- _Document segment_:
# Is it our ghost?



## MarshallPope (Apr 15, 2011)

We were in the middle of our production of Bye Bye Birdie tonight, and we had an occurrence that neither I nor our TD nor our tech professor can find an explanation for. Out of curiosity, I am asking here.

I am sitting in my ASM post, and the grand is in in front of me and traveled open. It both flies and travels during the show, and we do not have a chance to attach the tension block to the floor. It had been open for probably around five minutes. Al of a sudden, I see, over the top of my music stand, the tension block steadily rising a good foot or so in maybe 1.5 seconds. I wait a minute and stare at it with the cast members who are standing next to me, then I walk over to it. Gently tugging on the hand line, it returns to its position.

Any idea why this would happen? Is there really enough give in the cotton hand line for it to stretch that much? Would a stretched line restore itself that quickly and suddenly after sitting still for that long? Is there something else in the mechanics of a traveler that could cause the block to rise? I'm at a loss trying to explain it.


----------



## chausman (Apr 15, 2011)

If someone had bumped the curtain itself, and leaned hard enough, it could have pulled the tension block up. Thats the only thing I can think of.


----------



## derekleffew (Apr 15, 2011)

MarshallPope, I bet the traveler is significantly wider than it is tall? Without the tension block attached to the floor or weighted, the return portion (part that does not go through the carriers) of the operating line will sag, lifting the block. I searched, but could not find a good illustration of this.


Who knows why it waited five minutes to sag, and thus raise the floor block, rather than as soon as the curtain was opened. Gravity storm?


----------



## SteveB (Apr 15, 2011)

- _Data excerpt_:
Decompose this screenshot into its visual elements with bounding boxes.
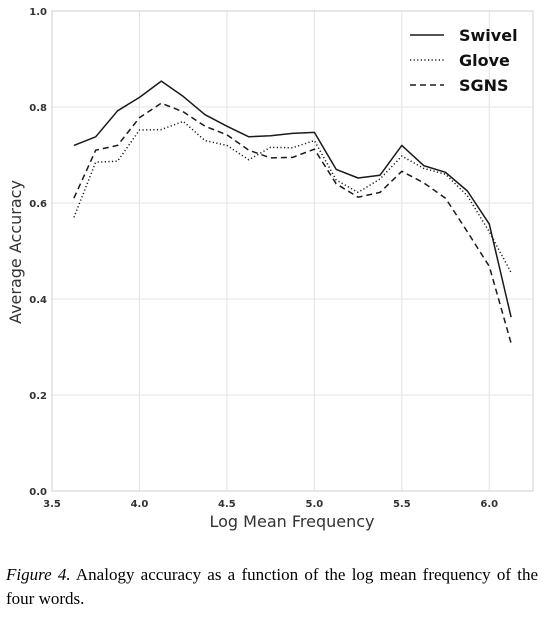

- _Work to complete_:
a – In the forum thread about the rising tension block, what production was underway when the block rose?
b – Edit the forum thread about the rising tension block from "MarshallPope, I bet" to "SteveB (Apr 15, 2011)", changing "sag" to "droop".
c – Pick up the forum thread about the rising tension block from where it stops.

- _Exercise responses_:
a – Bye Bye Birdie

b –
MarshallPope, I bet the traveler is significantly wider than it is tall? Without the tension block attached to the floor or weighted, the return portion (part that does not go through the carriers) of the operating line will droop, lifting the block. I searched, but could not find a good illustration of this.


Who knows why it waited five minutes to droop, and thus raise the floor block, rather than as soon as the curtain was opened. Gravity storm?


----------



## SteveB (Apr 15, 2011)

c –
derekleffew said:


> MarshallPope, I bet the traveler is significantly wider than it is tall? Without the tension block attached to the floor or weighted, the return portion (part that does not go through the carriers) of the operating line will sag, lifting the block. I searched, but could not find a good illustration of this.
> 
> Who knows why it waited five minutes to sag, and thus raise the floor block, rather than as soon as the curtain was opened. Gravity storm?



Ditto Derek's explanation. This happens all the time on our travelers, which are 48ft x 21ft or so


----------



## Van (Apr 15, 2011)

Yep, No Ghosts, just gravity.


----------



## MarshallPope (Apr 15, 2011)

That makes sense. I figured that there was -something- in there that could move, but I couldn't for the life of me think of what it might be. I wouldn't have expected that much weight to be in the operating line.


----------



## Van (Apr 15, 2011)

It's nor even about the amount of weight it's about the difference between the weights. Remember that a balance scale works even if it's only 1 gram diffrence. give a nudge by bumping the curtain and you've added linetic energy to the sum total and Viola'.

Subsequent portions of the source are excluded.